DATA TO PROCESS:
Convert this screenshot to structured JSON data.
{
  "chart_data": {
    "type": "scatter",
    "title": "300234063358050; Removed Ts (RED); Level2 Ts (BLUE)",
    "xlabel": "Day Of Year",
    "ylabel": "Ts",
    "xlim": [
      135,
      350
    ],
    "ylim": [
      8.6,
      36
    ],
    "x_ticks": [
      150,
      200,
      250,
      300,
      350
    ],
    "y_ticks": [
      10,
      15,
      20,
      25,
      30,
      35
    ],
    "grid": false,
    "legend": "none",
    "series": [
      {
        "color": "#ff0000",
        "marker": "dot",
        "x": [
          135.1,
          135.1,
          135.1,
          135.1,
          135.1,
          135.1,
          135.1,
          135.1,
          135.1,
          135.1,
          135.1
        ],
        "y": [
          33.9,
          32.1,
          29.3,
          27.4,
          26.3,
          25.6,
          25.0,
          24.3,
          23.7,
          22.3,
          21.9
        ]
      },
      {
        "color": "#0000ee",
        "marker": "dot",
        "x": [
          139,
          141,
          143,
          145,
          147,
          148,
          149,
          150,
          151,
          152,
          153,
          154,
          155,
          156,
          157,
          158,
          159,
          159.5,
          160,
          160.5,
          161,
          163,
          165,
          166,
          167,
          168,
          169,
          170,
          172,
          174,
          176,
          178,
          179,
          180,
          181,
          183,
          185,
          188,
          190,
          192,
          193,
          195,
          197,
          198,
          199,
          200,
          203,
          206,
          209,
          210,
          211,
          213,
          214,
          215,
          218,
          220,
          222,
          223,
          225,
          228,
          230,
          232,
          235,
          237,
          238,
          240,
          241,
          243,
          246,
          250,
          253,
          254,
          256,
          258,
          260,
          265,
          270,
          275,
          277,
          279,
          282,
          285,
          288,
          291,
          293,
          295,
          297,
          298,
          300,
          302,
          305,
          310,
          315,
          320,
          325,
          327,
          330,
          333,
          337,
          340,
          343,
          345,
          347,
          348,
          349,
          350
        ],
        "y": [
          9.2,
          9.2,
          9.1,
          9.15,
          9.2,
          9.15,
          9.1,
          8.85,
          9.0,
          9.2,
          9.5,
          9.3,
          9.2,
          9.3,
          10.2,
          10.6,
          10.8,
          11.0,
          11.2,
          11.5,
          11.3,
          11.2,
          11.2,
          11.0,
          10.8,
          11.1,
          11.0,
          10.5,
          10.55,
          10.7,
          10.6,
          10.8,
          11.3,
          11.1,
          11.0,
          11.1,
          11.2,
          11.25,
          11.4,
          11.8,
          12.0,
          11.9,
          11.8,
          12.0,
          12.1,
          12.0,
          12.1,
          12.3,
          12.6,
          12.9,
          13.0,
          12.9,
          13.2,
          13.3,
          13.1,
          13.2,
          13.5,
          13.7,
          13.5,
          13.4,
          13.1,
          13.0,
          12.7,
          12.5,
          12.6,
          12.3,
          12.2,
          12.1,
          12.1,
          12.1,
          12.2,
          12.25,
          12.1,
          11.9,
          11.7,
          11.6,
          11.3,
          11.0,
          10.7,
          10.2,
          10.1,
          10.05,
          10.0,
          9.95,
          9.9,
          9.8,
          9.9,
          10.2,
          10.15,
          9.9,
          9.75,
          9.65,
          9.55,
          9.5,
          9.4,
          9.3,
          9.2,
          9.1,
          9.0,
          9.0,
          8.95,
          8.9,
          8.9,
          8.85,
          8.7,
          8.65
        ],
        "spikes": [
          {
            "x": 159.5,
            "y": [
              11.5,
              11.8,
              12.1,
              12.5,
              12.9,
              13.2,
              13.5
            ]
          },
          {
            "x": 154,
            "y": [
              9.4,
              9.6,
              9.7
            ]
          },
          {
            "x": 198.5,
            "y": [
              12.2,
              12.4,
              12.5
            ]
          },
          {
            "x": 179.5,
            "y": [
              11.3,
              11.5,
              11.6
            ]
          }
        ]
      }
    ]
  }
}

TASK OBJECTIVE: Write out the whole listing again. Match it word for word.

RESPONSE TO THIS TASK:
Convert this screenshot to structured JSON data.
{
  "chart_data": {
    "type": "scatter",
    "title": "300234063358050; Removed Ts (RED); Level2 Ts (BLUE)",
    "xlabel": "Day Of Year",
    "ylabel": "Ts",
    "xlim": [
      135,
      350
    ],
    "ylim": [
      8.6,
      36
    ],
    "x_ticks": [
      150,
      200,
      250,
      300,
      350
    ],
    "y_ticks": [
      10,
      15,
      20,
      25,
      30,
      35
    ],
    "grid": false,
    "legend": "none",
    "series": [
      {
        "color": "#ff0000",
        "marker": "dot",
        "x": [
          135.1,
          135.1,
          135.1,
          135.1,
          135.1,
          135.1,
          135.1,
          135.1,
          135.1,
          135.1,
          135.1
        ],
        "y": [
          33.9,
          32.1,
          29.3,
          27.4,
          26.3,
          25.6,
          25.0,
          24.3,
          23.7,
          22.3,
          21.9
        ]
      },
      {
        "color": "#0000ee",
        "marker": "dot",
        "x": [
          139,
          141,
          143,
          145,
          147,
          148,
          149,
          150,
          151,
          152,
          153,
          154,
          155,
          156,
          157,
          158,
          159,
          159.5,
          160,
          160.5,
          161,
          163,
          165,
          166,
          167,
          168,
          169,
          170,
          172,
          174,
          176,
          178,
          179,
          180,
          181,
          183,
          185,
          188,
          190,
          192,
          193,
          195,
          197,
          198,
          199,
          200,
          203,
          206,
          209,
          210,
          211,
          213,
          214,
          215,
          218,
          220,
          222,
          223,
          225,
          228,
          230,
          232,
          235,
          237,
          238,
          240,
          241,
          243,
          246,
          250,
          253,
          254,
          256,
          258,
          260,
          265,
          270,
          275,
          277,
          279,
          282,
          285,
          288,
          291,
          293,
          295,
          297,
          298,
          300,
          302,
          305,
          310,
          315,
          320,
          325,
          327,
          330,
          333,
          337,
          340,
          343,
          345,
          347,
          348,
          349,
          350
        ],
        "y": [
          9.2,
          9.2,
          9.1,
          9.15,
          9.2,
          9.15,
          9.1,
          8.85,
          9.0,
          9.2,
          9.5,
          9.3,
          9.2,
          9.3,
          10.2,
          10.6,
          10.8,
          11.0,
          11.2,
          11.5,
          11.3,
          11.2,
          11.2,
          11.0,
          10.8,
          11.1,
          11.0,
          10.5,
          10.55,
          10.7,
          10.6,
          10.8,
          11.3,
          11.1,
          11.0,
          11.1,
          11.2,
          11.25,
          11.4,
          11.8,
          12.0,
          11.9,
          11.8,
          12.0,
          12.1,
          12.0,
          12.1,
          12.3,
          12.6,
          12.9,
          13.0,
          12.9,
          13.2,
          13.3,
          13.1,
          13.2,
          13.5,
          13.7,
          13.5,
          13.4,
          13.1,
          13.0,
          12.7,
          12.5,
          12.6,
          12.3,
          12.2,
          12.1,
          12.1,
          12.1,
          12.2,
          12.25,
          12.1,
          11.9,
          11.7,
          11.6,
          11.3,
          11.0,
          10.7,
          10.2,
          10.1,
          10.05,
          10.0,
          9.95,
          9.9,
          9.8,
          9.9,
          10.2,
          10.15,
          9.9,
          9.75,
          9.65,
          9.55,
          9.5,
          9.4,
          9.3,
          9.2,
          9.1,
          9.0,
          9.0,
          8.95,
          8.9,
          8.9,
          8.85,
          8.7,
          8.65
        ],
        "spikes": [
          {
            "x": 159.5,
            "y": [
              11.5,
              11.8,
              12.1,
              12.5,
              12.9,
              13.2,
              13.5
            ]
          },
          {
            "x": 154,
            "y": [
              9.4,
              9.6,
              9.7
            ]
          },
          {
            "x": 198.5,
            "y": [
              12.2,
              12.4,
              12.5
            ]
          },
          {
            "x": 179.5,
            "y": [
              11.3,
              11.5,
              11.6
            ]
          }
        ]
      }
    ]
  }
}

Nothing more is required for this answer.